Using the data beneath, show every line that includes the word "this".

START

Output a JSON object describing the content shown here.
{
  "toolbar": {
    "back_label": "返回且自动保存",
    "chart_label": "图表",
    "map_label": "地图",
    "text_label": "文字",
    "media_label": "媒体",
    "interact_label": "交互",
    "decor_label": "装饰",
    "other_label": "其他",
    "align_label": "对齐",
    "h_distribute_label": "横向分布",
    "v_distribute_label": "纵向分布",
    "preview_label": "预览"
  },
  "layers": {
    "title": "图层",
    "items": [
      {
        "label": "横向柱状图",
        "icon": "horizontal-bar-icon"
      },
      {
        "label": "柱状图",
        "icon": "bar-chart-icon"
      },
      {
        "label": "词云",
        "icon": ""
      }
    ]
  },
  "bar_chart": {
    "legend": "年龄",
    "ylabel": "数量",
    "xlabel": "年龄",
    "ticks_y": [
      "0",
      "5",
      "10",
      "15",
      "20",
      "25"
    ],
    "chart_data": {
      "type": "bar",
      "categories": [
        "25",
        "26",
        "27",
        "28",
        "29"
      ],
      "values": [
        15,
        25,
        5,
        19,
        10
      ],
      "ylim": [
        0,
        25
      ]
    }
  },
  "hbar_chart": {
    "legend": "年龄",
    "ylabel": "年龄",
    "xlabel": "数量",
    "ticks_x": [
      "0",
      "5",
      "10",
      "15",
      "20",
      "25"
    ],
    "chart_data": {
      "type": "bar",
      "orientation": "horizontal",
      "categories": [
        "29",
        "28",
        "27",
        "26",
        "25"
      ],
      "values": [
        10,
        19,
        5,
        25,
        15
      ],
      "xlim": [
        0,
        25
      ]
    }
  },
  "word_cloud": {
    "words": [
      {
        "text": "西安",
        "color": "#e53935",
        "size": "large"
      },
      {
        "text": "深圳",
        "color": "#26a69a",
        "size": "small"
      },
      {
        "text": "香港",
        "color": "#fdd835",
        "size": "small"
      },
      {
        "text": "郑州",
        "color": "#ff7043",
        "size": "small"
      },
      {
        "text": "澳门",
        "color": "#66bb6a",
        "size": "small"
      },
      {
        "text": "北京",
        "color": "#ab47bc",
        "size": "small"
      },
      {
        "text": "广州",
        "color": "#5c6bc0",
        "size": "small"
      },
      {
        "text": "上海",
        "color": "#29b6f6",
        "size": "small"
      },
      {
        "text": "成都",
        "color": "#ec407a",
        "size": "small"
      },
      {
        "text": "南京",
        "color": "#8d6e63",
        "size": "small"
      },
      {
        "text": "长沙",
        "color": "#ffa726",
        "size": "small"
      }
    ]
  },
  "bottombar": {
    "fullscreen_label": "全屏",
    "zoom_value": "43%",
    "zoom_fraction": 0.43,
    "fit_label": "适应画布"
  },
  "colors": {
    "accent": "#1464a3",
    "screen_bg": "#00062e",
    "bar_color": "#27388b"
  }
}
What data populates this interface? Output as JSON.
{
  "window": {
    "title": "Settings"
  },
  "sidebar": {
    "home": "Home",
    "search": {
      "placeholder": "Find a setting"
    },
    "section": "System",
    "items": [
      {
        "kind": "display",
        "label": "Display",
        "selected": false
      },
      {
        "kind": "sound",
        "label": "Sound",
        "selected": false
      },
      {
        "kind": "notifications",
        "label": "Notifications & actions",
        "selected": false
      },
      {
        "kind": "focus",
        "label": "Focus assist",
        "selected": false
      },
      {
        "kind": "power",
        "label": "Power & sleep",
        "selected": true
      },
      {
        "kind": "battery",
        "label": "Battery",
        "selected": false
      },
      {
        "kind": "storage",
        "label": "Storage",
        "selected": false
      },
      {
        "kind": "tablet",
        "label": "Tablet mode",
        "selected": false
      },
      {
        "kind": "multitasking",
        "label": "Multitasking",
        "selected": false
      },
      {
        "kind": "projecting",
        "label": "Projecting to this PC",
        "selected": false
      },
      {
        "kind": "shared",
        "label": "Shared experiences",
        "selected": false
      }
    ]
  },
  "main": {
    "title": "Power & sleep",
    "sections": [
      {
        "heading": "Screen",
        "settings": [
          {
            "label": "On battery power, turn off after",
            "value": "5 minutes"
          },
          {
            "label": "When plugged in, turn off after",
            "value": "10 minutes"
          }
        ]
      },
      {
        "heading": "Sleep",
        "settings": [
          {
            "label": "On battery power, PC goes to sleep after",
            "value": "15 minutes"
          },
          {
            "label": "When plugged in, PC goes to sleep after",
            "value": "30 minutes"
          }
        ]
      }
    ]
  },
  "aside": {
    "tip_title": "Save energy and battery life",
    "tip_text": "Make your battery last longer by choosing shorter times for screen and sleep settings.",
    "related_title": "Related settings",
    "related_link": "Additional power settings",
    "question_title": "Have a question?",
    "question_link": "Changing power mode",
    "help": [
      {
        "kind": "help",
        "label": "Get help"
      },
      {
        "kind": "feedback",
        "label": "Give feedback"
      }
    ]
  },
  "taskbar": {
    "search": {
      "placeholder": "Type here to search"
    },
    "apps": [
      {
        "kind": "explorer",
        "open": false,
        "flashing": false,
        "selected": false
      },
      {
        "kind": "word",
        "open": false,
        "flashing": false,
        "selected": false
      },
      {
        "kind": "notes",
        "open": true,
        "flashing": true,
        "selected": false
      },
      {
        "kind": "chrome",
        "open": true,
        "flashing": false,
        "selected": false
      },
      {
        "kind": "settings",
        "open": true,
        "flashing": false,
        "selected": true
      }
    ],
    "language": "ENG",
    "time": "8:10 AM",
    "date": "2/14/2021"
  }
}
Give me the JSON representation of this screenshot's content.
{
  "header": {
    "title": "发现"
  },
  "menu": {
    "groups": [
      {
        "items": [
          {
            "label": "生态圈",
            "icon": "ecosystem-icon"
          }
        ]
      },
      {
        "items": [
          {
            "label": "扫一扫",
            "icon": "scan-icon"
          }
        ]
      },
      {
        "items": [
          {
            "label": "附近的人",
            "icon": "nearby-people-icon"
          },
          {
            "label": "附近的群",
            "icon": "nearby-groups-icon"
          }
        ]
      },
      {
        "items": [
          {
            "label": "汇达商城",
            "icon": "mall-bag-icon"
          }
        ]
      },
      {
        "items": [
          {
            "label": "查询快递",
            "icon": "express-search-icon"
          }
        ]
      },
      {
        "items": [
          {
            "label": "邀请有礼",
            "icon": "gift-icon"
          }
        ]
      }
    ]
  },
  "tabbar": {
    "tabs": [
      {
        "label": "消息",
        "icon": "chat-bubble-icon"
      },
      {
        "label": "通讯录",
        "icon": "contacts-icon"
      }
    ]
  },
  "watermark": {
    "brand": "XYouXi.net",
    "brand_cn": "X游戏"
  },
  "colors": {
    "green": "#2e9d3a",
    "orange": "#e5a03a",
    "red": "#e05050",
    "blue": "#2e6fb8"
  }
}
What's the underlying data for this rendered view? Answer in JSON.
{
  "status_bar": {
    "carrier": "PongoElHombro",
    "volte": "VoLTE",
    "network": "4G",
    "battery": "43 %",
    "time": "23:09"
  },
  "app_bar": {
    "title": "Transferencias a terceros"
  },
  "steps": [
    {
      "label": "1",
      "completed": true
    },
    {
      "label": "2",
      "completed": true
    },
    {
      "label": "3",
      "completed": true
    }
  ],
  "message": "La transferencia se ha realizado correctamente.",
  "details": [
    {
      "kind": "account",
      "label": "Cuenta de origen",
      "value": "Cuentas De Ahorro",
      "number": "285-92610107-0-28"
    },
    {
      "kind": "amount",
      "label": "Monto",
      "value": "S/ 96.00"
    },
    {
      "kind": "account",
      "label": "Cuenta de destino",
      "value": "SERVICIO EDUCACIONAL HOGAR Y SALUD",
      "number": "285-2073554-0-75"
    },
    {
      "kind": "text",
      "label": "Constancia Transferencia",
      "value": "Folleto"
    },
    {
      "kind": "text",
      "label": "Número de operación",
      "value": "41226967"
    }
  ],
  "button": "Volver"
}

END

Right answer ->
What data populates this interface? Output as JSON.
        "label": "Projecting to this PC",
Give me the JSON representation of this screenshot's content.
What's the underlying data for this rendered view? Answer in JSON.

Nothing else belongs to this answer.